WORK TO BE COMPLETED:
Please continue the mailing-list thread below on the vma_merge() invariant checks, picking up right after its last line.

PASSAGE:
Mark Rutland May 10, 2023, 4:17 p.m. UTC | #7
On Wed, May 10, 2023 at 09:04:44AM -0700, Lorenzo Stoakes wrote:
> On Wed, May 10, 2023 at 03:15:51PM +0100, Mark Rutland wrote:
> > Hi,
> >
> > On Sun, Apr 30, 2023 at 09:19:17PM +0100, Lorenzo Stoakes wrote:
> > > We may still have inconsistent input parameters even if we choose not to
> > > merge and the vma_merge() invariant checks are useful for checking this
> > > with no production runtime cost (these are only relevant when
> > > CONFIG_DEBUG_VM is specified).
> > >
> > > Therefore, perform these checks regardless of whether we merge.
> > >
> > > This is relevant, as a recent issue (addressed in commit "mm/mempolicy:
> > > Correctly update prev when policy is equal on mbind") in the mbind logic
> > > was only picked up in the 6.2.y stable branch where these assertions are
> > > performed prior to determining mergeability.
> > >
> > > Had this remained the same in mainline this issue may have been picked up
> > > faster, so moving forward let's always check them.

DATASET ROWS:
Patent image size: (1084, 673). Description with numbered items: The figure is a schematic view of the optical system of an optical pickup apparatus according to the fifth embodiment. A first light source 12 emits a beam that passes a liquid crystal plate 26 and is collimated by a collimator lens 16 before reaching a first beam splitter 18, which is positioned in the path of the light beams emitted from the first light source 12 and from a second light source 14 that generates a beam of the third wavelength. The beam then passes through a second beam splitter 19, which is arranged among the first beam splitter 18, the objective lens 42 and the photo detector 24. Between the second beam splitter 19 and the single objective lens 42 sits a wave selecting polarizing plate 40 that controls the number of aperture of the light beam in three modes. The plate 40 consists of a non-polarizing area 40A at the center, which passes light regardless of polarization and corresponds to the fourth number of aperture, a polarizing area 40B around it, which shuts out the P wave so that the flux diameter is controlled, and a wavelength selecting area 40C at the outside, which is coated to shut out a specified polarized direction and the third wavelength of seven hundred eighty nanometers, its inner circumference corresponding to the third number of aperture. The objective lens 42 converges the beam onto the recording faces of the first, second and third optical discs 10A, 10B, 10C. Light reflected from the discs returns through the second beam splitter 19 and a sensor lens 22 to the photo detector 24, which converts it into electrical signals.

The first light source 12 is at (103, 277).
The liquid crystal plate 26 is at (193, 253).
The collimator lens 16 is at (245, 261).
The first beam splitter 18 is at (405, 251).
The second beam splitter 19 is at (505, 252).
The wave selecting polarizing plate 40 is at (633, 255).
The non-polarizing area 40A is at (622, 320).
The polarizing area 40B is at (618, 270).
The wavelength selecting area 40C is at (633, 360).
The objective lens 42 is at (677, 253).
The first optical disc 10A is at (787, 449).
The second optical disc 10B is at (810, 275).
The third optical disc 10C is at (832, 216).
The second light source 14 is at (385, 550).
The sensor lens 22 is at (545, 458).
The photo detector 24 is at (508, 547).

EXERCISE ANSWER:
> > >
> > > Signed-off-by: Lorenzo Stoakes <lstoakes@gmail.com>
> > > ---
> > >  mm/mmap.c | 10 +++++-----
> > >  1 file changed, 5 insertions(+), 5 deletions(-)
> > >
> > > diff --git a/mm/mmap.c b/mm/mmap.c
> > > index 5522130ae606..13678edaa22c 100644
> > > --- a/mm/mmap.c
> > > +++ b/mm/mmap.c
> > > @@ -960,17 +960,17 @@ struct vm_area_struct *vma_merge(struct vma_iterator *vmi, struct mm_struct *mm,
> > >  		merge_next = true;
> > >  	}
> > >
> > > +	/* Verify some invariant that must be enforced by the caller. */
> > > +	VM_WARN_ON(prev && addr <= prev->vm_start);
> > > +	VM_WARN_ON(curr && (addr != curr->vm_start || end > curr->vm_end));
> > > +	VM_WARN_ON(addr >= end);
> > > +
> >
> > I'm seeing this fire a lot when fuzzing v6.4-rc1 on arm64 using Syzkaller.
> >
> 
> Thanks, from the line I suspect addr != curr->vm_start, but need to look
> into the repro, at lsf/mm so a bit time lagged :)

No problem; FWIW I can confirm your theory, the reproducer is causing:

	addr > curr->vm_start

... confirmed the the following hack, log below.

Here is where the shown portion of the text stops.